◆ BRIEF: In the records that follow, show each line where the word "electronics" is present.

◆ RECORDS SUPPLIED:
⁂
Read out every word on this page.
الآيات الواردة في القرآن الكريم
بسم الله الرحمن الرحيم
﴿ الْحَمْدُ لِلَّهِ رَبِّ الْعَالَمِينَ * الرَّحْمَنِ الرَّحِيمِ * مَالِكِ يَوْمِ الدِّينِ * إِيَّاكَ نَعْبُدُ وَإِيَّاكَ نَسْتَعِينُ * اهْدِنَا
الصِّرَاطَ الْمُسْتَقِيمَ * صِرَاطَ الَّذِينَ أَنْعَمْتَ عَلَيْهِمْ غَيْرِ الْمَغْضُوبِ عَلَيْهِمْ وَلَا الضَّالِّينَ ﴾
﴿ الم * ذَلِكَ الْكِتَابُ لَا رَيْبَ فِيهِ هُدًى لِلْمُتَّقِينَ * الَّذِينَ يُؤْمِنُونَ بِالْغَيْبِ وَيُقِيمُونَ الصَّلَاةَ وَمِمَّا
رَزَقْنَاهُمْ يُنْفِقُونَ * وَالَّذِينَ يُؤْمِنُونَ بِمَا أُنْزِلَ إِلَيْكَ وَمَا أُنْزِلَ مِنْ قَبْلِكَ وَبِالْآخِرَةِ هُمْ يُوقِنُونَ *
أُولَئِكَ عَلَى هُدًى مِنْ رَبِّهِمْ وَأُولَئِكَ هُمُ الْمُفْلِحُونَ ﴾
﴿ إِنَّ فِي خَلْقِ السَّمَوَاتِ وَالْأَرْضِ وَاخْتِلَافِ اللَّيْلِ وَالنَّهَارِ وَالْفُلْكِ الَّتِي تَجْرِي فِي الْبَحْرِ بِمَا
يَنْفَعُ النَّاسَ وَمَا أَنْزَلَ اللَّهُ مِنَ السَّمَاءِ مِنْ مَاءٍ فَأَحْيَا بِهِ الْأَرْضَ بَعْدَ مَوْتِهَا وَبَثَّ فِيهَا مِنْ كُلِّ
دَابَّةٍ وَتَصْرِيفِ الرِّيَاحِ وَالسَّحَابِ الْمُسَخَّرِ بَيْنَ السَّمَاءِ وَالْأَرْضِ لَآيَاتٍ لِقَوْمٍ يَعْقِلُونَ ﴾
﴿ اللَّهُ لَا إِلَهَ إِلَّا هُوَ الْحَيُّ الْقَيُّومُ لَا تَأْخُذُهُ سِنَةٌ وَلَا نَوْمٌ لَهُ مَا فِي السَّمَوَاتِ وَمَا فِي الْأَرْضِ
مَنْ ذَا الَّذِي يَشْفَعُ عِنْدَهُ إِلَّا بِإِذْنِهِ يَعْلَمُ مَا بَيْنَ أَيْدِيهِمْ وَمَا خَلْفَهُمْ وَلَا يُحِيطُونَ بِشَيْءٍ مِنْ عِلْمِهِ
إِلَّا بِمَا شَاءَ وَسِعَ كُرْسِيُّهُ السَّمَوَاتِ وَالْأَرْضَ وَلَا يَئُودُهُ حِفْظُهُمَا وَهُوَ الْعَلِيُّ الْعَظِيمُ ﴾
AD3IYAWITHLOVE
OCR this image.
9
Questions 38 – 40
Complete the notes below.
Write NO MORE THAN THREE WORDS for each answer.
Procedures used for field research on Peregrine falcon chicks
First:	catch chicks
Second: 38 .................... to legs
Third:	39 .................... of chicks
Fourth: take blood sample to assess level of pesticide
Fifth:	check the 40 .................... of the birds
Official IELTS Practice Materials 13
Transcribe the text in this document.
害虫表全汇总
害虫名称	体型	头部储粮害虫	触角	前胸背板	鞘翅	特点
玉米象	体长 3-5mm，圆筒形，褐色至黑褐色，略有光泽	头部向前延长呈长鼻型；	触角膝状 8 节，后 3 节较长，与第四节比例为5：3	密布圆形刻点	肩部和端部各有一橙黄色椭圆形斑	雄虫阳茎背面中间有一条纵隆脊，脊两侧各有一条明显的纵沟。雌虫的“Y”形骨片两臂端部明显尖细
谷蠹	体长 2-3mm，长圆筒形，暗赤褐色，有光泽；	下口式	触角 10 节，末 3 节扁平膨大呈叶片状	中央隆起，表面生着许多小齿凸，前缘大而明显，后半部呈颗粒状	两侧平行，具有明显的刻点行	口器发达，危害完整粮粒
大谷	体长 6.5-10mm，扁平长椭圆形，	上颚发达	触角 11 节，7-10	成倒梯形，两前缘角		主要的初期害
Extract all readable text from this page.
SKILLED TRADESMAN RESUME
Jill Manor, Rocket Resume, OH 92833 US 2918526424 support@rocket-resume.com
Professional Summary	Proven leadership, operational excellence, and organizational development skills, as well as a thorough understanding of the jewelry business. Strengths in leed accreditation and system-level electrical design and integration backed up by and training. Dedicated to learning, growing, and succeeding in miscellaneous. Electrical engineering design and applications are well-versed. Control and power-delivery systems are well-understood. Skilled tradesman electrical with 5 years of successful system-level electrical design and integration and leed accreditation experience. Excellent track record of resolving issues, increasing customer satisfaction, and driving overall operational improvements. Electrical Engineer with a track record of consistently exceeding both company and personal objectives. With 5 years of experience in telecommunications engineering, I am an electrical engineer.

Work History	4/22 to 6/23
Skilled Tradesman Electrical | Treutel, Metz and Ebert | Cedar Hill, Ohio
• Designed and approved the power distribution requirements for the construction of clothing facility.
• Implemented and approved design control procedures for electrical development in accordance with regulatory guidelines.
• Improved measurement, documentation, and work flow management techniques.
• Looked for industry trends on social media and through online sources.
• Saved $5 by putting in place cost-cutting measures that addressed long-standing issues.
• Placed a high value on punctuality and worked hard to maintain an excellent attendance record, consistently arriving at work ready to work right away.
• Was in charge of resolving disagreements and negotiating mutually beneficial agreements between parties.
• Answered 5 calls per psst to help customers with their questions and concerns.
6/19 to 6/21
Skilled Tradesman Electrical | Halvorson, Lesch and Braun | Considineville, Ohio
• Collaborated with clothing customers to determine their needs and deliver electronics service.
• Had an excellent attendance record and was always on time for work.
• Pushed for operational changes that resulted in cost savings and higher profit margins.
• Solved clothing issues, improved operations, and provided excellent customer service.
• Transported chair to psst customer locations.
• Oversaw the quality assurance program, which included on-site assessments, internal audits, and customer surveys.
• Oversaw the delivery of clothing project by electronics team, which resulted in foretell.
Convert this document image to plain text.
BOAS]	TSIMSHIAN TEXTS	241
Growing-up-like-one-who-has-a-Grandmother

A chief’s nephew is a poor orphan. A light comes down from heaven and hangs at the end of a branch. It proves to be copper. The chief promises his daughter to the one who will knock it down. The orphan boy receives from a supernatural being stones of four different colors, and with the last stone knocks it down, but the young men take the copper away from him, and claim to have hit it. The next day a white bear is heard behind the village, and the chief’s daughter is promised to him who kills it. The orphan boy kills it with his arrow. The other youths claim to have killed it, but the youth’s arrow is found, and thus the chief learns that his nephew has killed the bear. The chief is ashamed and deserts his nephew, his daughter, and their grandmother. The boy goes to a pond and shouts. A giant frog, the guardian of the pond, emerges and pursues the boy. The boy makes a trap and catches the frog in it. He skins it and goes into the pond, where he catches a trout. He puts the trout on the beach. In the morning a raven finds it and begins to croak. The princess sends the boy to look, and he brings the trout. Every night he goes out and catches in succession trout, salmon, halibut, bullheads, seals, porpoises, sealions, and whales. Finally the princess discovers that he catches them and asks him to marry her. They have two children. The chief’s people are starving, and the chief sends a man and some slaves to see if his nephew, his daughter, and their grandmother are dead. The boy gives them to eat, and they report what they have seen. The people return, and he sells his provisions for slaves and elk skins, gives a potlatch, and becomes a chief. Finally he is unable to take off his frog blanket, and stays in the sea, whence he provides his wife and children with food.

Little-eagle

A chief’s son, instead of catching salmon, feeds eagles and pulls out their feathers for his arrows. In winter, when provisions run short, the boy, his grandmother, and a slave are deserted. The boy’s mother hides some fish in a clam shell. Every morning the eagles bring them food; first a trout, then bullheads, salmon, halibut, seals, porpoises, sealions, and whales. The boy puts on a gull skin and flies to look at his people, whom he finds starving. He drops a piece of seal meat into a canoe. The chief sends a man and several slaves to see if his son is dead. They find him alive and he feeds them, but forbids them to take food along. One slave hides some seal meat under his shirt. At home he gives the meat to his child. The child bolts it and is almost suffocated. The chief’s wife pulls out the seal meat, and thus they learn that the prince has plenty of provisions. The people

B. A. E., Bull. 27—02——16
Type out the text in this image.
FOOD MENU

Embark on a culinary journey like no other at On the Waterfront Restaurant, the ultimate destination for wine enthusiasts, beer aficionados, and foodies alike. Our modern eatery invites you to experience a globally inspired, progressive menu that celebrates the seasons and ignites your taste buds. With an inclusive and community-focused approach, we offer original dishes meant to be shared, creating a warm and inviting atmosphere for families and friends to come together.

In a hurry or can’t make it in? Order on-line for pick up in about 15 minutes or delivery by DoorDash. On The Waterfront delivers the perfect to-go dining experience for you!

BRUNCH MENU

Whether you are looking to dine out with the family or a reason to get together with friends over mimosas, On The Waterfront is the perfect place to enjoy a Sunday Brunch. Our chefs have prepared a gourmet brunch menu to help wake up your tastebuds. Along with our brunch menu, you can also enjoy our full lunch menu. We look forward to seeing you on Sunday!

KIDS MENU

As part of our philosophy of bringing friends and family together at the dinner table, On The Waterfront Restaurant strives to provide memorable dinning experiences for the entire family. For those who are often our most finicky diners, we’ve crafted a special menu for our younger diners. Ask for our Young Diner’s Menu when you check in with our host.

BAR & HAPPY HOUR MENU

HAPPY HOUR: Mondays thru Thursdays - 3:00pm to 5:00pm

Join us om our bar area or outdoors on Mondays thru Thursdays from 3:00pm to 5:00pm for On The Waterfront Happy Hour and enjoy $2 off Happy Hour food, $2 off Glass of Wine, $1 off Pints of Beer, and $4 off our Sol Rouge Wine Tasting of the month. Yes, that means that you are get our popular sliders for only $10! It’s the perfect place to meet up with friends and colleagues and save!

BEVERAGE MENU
⁂
◆ THE REPLY:
• Collaborated with clothing customers to determine their needs and deliver electronics service.
• Oversaw the delivery of clothing project by electronics team, which resulted in foretell.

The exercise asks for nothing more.